%%
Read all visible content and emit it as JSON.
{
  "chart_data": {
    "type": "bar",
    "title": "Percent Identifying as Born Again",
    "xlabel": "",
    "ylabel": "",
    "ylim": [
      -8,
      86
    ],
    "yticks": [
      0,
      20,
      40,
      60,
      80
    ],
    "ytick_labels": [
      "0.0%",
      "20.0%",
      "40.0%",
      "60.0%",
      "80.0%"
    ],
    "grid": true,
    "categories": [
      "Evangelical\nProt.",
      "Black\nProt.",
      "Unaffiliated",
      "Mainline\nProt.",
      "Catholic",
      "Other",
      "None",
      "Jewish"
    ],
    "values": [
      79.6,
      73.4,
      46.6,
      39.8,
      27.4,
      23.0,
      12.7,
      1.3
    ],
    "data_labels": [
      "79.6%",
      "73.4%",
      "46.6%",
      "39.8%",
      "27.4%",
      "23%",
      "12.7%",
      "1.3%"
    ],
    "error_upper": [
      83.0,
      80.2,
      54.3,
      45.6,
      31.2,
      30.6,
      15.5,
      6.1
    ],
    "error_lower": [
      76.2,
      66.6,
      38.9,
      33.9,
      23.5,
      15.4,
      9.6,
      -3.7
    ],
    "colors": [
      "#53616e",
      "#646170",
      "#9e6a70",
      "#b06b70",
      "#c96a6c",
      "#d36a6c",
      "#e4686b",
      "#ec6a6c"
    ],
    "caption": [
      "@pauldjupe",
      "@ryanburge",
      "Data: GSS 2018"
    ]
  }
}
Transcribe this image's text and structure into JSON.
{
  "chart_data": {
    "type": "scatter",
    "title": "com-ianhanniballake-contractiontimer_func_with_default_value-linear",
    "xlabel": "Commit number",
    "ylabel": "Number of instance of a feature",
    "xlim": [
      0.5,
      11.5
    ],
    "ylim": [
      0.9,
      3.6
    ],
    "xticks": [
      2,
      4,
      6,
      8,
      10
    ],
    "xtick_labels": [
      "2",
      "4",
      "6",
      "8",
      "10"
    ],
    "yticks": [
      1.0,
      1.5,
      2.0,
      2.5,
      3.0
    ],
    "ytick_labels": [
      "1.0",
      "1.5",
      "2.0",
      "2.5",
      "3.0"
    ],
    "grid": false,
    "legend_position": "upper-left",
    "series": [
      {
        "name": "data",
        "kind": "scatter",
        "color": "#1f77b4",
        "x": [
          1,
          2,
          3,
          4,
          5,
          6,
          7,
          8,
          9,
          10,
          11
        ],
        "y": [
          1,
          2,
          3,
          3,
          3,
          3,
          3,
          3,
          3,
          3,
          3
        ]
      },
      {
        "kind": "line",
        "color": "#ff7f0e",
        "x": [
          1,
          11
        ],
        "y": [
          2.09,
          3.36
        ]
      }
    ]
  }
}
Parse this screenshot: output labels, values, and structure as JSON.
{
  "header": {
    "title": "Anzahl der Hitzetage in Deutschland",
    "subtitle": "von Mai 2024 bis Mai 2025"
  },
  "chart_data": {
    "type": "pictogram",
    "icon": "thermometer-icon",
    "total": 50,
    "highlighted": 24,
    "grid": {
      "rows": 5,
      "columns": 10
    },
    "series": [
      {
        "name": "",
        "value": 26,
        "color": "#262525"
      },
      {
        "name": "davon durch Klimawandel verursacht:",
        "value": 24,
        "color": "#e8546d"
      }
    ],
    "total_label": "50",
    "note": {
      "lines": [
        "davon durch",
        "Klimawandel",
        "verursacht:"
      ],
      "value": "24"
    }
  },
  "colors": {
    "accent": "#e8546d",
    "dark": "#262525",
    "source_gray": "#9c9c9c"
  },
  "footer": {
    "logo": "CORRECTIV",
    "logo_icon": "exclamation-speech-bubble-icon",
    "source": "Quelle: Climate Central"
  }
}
%%
Reproduce all data above, unchanged.

Read all visible content and emit it as JSON.
{
  "chart_data": {
    "type": "bar",
    "title": "Percent Identifying as Born Again",
    "xlabel": "",
    "ylabel": "",
    "ylim": [
      -8,
      86
    ],
    "yticks": [
      0,
      20,
      40,
      60,
      80
    ],
    "ytick_labels": [
      "0.0%",
      "20.0%",
      "40.0%",
      "60.0%",
      "80.0%"
    ],
    "grid": true,
    "categories": [
      "Evangelical\nProt.",
      "Black\nProt.",
      "Unaffiliated",
      "Mainline\nProt.",
      "Catholic",
      "Other",
      "None",
      "Jewish"
    ],
    "values": [
      79.6,
      73.4,
      46.6,
      39.8,
      27.4,
      23.0,
      12.7,
      1.3
    ],
    "data_labels": [
      "79.6%",
      "73.4%",
      "46.6%",
      "39.8%",
      "27.4%",
      "23%",
      "12.7%",
      "1.3%"
    ],
    "error_upper": [
      83.0,
      80.2,
      54.3,
      45.6,
      31.2,
      30.6,
      15.5,
      6.1
    ],
    "error_lower": [
      76.2,
      66.6,
      38.9,
      33.9,
      23.5,
      15.4,
      9.6,
      -3.7
    ],
    "colors": [
      "#53616e",
      "#646170",
      "#9e6a70",
      "#b06b70",
      "#c96a6c",
      "#d36a6c",
      "#e4686b",
      "#ec6a6c"
    ],
    "caption": [
      "@pauldjupe",
      "@ryanburge",
      "Data: GSS 2018"
    ]
  }
}
Transcribe this image's text and structure into JSON.
{
  "chart_data": {
    "type": "scatter",
    "title": "com-ianhanniballake-contractiontimer_func_with_default_value-linear",
    "xlabel": "Commit number",
    "ylabel": "Number of instance of a feature",
    "xlim": [
      0.5,
      11.5
    ],
    "ylim": [
      0.9,
      3.6
    ],
    "xticks": [
      2,
      4,
      6,
      8,
      10
    ],
    "xtick_labels": [
      "2",
      "4",
      "6",
      "8",
      "10"
    ],
    "yticks": [
      1.0,
      1.5,
      2.0,
      2.5,
      3.0
    ],
    "ytick_labels": [
      "1.0",
      "1.5",
      "2.0",
      "2.5",
      "3.0"
    ],
    "grid": false,
    "legend_position": "upper-left",
    "series": [
      {
        "name": "data",
        "kind": "scatter",
        "color": "#1f77b4",
        "x": [
          1,
          2,
          3,
          4,
          5,
          6,
          7,
          8,
          9,
          10,
          11
        ],
        "y": [
          1,
          2,
          3,
          3,
          3,
          3,
          3,
          3,
          3,
          3,
          3
        ]
      },
      {
        "kind": "line",
        "color": "#ff7f0e",
        "x": [
          1,
          11
        ],
        "y": [
          2.09,
          3.36
        ]
      }
    ]
  }
}
Parse this screenshot: output labels, values, and structure as JSON.
{
  "header": {
    "title": "Anzahl der Hitzetage in Deutschland",
    "subtitle": "von Mai 2024 bis Mai 2025"
  },
  "chart_data": {
    "type": "pictogram",
    "icon": "thermometer-icon",
    "total": 50,
    "highlighted": 24,
    "grid": {
      "rows": 5,
      "columns": 10
    },
    "series": [
      {
        "name": "",
        "value": 26,
        "color": "#262525"
      },
      {
        "name": "davon durch Klimawandel verursacht:",
        "value": 24,
        "color": "#e8546d"
      }
    ],
    "total_label": "50",
    "note": {
      "lines": [
        "davon durch",
        "Klimawandel",
        "verursacht:"
      ],
      "value": "24"
    }
  },
  "colors": {
    "accent": "#e8546d",
    "dark": "#262525",
    "source_gray": "#9c9c9c"
  },
  "footer": {
    "logo": "CORRECTIV",
    "logo_icon": "exclamation-speech-bubble-icon",
    "source": "Quelle: Climate Central"
  }
}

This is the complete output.